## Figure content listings

━━━━

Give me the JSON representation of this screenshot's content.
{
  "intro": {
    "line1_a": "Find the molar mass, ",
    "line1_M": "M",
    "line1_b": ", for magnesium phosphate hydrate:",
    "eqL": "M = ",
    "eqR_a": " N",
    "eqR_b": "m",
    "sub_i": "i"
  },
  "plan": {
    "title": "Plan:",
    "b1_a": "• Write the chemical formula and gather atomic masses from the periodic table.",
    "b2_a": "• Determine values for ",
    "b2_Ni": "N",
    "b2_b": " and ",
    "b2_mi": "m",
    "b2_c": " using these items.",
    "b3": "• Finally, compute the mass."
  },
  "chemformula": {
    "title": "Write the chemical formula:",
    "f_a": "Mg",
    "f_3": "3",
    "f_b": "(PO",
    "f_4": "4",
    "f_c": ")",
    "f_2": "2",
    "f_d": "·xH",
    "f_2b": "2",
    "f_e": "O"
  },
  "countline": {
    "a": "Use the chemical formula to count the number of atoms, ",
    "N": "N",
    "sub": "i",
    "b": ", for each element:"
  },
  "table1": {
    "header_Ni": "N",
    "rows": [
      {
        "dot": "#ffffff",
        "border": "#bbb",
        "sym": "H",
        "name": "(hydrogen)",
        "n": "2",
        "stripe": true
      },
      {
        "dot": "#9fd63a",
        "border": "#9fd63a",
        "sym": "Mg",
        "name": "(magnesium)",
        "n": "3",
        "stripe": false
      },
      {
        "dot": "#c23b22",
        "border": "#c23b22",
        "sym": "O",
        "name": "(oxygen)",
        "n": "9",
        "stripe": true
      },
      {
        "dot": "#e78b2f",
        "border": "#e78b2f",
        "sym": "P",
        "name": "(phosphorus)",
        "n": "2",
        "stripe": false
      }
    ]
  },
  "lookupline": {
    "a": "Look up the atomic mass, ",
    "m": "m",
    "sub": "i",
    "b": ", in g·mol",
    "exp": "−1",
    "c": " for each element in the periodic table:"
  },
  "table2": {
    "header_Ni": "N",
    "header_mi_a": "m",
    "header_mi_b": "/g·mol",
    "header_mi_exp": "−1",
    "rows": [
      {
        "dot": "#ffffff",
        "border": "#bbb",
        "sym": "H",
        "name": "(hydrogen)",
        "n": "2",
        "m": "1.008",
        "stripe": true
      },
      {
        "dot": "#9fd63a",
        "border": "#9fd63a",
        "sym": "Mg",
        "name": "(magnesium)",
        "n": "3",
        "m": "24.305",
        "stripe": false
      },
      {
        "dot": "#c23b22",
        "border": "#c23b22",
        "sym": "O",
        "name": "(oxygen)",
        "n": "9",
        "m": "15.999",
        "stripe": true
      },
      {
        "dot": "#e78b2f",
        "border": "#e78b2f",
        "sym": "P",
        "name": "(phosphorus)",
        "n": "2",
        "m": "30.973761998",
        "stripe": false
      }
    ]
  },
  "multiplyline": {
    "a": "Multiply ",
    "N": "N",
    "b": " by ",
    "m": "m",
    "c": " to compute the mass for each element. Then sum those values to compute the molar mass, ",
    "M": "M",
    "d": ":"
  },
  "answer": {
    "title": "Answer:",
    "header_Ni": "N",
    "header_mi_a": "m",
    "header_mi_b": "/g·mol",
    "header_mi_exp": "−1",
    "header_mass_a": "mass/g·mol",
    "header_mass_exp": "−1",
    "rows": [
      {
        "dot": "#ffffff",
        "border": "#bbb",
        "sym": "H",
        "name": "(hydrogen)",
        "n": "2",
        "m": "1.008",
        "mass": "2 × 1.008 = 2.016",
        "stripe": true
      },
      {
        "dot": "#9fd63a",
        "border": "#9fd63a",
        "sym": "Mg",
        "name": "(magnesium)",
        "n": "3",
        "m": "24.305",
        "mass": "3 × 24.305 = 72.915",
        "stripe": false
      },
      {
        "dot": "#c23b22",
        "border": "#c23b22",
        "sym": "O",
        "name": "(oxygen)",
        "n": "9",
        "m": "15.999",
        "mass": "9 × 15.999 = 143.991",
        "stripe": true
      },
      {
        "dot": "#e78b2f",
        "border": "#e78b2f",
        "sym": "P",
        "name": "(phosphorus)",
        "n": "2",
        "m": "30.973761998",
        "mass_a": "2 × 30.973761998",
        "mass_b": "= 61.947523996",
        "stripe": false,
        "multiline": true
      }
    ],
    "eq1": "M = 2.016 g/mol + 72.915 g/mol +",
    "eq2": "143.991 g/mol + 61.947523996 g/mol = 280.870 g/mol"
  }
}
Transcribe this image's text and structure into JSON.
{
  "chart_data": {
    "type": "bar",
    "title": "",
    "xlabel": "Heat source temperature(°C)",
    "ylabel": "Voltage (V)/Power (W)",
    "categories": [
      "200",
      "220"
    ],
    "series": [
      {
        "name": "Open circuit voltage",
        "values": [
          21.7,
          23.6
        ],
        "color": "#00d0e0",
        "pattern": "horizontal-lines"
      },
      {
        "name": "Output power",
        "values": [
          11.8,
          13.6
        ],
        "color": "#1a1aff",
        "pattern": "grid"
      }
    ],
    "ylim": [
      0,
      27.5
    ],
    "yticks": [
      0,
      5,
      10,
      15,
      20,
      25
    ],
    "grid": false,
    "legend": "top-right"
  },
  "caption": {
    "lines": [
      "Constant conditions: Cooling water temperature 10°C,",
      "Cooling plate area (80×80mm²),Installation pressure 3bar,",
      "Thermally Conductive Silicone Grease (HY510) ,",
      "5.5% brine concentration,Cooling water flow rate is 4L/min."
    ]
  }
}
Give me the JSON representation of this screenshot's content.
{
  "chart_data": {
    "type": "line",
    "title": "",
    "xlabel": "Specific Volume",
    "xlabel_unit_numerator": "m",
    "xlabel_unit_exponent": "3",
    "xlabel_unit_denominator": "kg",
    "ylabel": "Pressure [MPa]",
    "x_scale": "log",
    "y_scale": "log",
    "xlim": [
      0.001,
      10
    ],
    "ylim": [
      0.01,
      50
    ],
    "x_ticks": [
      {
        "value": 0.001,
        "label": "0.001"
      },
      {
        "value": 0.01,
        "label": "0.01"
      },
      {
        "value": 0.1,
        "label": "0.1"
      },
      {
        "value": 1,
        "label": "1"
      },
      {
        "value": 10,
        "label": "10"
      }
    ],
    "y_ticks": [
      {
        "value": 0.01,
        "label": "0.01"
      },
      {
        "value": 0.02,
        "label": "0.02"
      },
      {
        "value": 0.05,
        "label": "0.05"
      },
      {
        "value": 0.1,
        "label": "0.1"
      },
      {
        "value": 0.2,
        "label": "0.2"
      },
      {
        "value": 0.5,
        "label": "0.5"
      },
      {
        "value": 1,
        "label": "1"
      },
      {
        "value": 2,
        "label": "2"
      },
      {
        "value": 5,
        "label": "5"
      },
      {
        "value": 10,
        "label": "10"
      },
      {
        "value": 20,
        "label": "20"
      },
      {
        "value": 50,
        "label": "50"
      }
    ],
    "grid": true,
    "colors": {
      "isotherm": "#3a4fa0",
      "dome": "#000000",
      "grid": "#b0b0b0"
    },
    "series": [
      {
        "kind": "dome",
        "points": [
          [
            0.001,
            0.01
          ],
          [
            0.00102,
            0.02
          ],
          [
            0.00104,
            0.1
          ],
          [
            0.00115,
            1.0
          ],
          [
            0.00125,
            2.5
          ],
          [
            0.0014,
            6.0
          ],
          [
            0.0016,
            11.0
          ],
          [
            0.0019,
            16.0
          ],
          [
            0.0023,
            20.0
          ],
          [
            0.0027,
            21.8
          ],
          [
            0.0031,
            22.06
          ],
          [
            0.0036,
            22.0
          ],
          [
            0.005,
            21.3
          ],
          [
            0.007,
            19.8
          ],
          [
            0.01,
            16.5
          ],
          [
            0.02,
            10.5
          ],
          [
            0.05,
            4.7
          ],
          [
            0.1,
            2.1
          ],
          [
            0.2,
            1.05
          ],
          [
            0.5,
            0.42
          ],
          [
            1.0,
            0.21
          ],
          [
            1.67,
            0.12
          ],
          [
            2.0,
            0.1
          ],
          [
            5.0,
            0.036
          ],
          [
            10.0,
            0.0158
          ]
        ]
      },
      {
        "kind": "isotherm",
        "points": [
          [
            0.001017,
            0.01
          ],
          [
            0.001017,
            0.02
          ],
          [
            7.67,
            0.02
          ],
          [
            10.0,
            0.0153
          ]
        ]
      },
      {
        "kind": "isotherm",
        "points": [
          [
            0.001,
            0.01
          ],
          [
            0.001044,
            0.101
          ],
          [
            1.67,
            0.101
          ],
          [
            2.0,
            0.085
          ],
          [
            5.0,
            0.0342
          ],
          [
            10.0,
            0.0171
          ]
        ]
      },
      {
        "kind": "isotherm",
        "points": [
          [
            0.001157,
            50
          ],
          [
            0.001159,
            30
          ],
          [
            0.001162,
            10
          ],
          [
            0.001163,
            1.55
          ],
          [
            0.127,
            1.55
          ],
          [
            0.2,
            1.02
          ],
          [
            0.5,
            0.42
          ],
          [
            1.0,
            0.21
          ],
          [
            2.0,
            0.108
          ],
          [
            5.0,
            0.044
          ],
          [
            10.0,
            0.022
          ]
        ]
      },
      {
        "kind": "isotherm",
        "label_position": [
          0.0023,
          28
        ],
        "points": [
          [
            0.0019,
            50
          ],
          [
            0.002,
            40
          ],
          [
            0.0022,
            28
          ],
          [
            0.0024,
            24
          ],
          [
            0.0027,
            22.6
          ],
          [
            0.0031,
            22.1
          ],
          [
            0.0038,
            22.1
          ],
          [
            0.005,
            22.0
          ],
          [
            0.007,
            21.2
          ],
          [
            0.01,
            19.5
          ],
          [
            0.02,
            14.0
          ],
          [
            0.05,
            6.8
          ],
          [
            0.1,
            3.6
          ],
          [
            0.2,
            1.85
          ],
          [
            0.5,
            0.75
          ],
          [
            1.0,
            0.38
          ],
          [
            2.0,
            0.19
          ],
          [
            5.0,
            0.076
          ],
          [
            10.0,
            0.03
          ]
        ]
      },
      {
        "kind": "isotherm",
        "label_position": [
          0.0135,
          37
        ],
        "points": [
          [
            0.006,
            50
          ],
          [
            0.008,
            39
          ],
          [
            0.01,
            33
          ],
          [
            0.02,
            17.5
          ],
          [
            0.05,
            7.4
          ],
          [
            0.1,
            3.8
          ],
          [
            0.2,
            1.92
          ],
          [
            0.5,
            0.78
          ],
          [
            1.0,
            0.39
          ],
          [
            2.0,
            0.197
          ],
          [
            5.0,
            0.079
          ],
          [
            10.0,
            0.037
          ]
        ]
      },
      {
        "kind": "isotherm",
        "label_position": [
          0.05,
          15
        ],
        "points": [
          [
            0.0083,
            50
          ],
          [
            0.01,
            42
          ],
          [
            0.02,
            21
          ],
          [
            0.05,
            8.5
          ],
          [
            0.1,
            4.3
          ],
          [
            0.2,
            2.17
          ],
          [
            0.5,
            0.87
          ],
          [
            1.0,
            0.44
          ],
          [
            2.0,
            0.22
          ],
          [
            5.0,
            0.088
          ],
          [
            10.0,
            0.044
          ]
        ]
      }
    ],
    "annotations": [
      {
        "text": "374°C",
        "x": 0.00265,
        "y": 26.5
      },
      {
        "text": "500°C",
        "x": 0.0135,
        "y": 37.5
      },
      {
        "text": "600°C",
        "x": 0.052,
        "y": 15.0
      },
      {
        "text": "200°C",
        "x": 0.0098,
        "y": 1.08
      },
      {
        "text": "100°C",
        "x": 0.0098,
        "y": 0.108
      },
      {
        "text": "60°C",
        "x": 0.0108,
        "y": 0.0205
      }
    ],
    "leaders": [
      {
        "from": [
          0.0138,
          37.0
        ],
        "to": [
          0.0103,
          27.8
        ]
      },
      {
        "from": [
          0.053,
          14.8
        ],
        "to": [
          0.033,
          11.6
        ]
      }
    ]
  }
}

━━━━

## Set problem
Please list every line of the records that contains "each".

## Answer in full
    "b": ", for each element:"
    "c": " for each element in the periodic table:"
    "c": " to compute the mass for each element. Then sum those values to compute the molar mass, ",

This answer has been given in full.